> What is being asked
Copy every line from the material below that holds "many".

> The data
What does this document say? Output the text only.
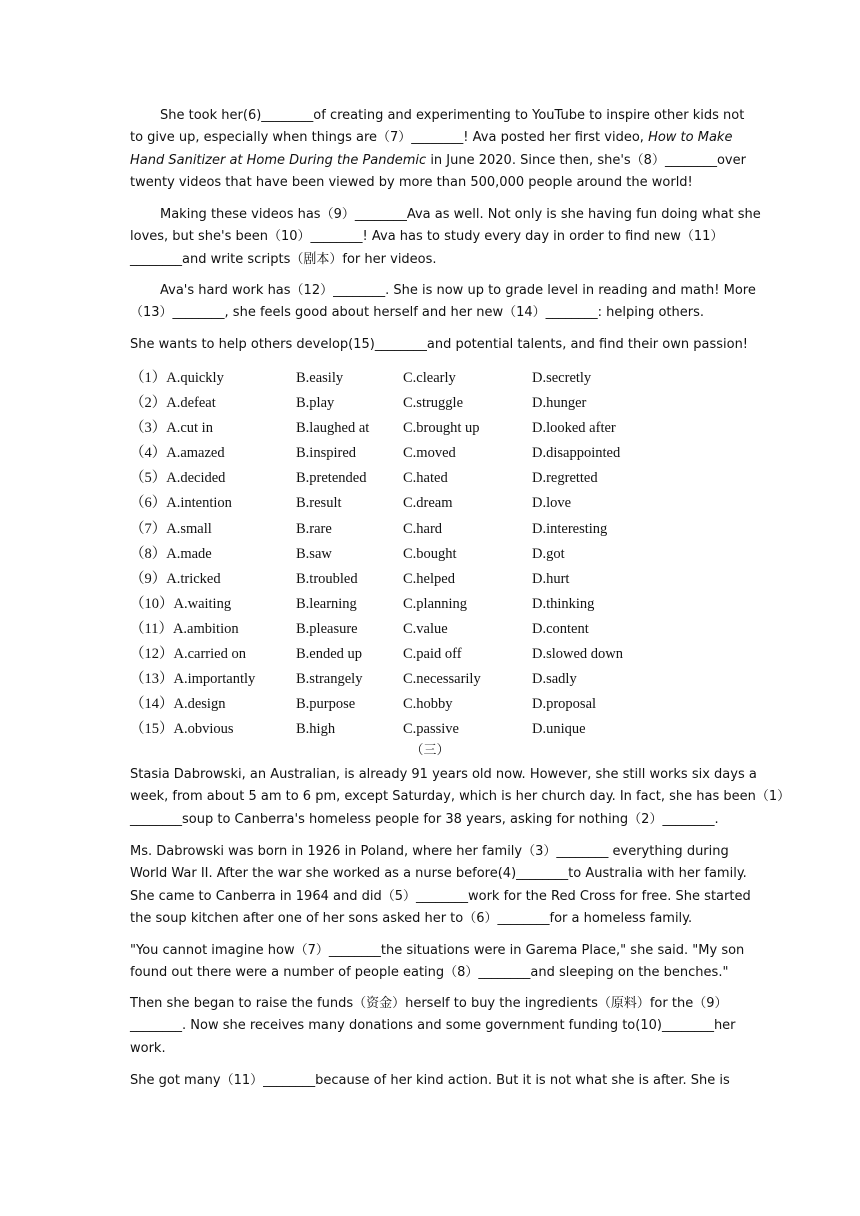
She took her(6)________of creating and experimenting to YouTube to inspire other kids not
to give up, especially when things are（7）________! Ava posted her first video, How to Make
Hand Sanitizer at Home During the Pandemic in June 2020. Since then, she's（8）________over
twenty videos that have been viewed by more than 500,000 people around the world!
Making these videos has（9）________Ava as well. Not only is she having fun doing what she
loves, but she's been（10）________! Ava has to study every day in order to find new（11）
________and write scripts（剧本）for her videos.
Ava's hard work has（12）________. She is now up to grade level in reading and math! More
（13）________, she feels good about herself and her new（14）________: helping others.
She wants to help others develop(15)________and potential talents, and find their own passion!
（1）A.quickly	B.easily	C.clearly	D.secretly
（2）A.defeat	B.play	C.struggle	D.hunger
（3）A.cut in	B.laughed at C.brought up	D.looked after
（4）A.amazed	B.inspired	C.moved	D.disappointed
（5）A.decided	B.pretended	C.hated	D.regretted
（6）A.intention	B.result	C.dream	D.love
（7）A.small	B.rare	C.hard	D.interesting
（8）A.made	B.saw	C.bought	D.got
（9）A.tricked	B.troubled	C.helped	D.hurt
（10）A.waiting	B.learning	C.planning	D.thinking
（11）A.ambition	B.pleasure	C.value	D.content
（12）A.carried on	B.ended up	C.paid off	D.slowed down
（13）A.importantly	B.strangely	C.necessarily	D.sadly
（14）A.design	B.purpose	C.hobby	D.proposal
（15）A.obvious	B.high	C.passive	D.unique
（三）
Stasia Dabrowski, an Australian, is already 91 years old now. However, she still works six days a
week, from about 5 am to 6 pm, except Saturday, which is her church day. In fact, she has been（1）
________soup to Canberra's homeless people for 38 years, asking for nothing（2）________.
Ms. Dabrowski was born in 1926 in Poland, where her family（3）________ everything during
World War II. After the war she worked as a nurse before(4)________to Australia with her family.
She came to Canberra in 1964 and did（5）________work for the Red Cross for free. She started
the soup kitchen after one of her sons asked her to（6）________for a homeless family.
"You cannot imagine how（7）________the situations were in Garema Place," she said. "My son
found out there were a number of people eating（8）________and sleeping on the benches."
Then she began to raise the funds（资金）herself to buy the ingredients（原料）for the（9）
________. Now she receives many donations and some government funding to(10)________her
work.
She got many（11）________because of her kind action. But it is not what she is after. She is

> Written response
________. Now she receives many donations and some government funding to(10)________her
She got many（11）________because of her kind action. But it is not what she is after. She is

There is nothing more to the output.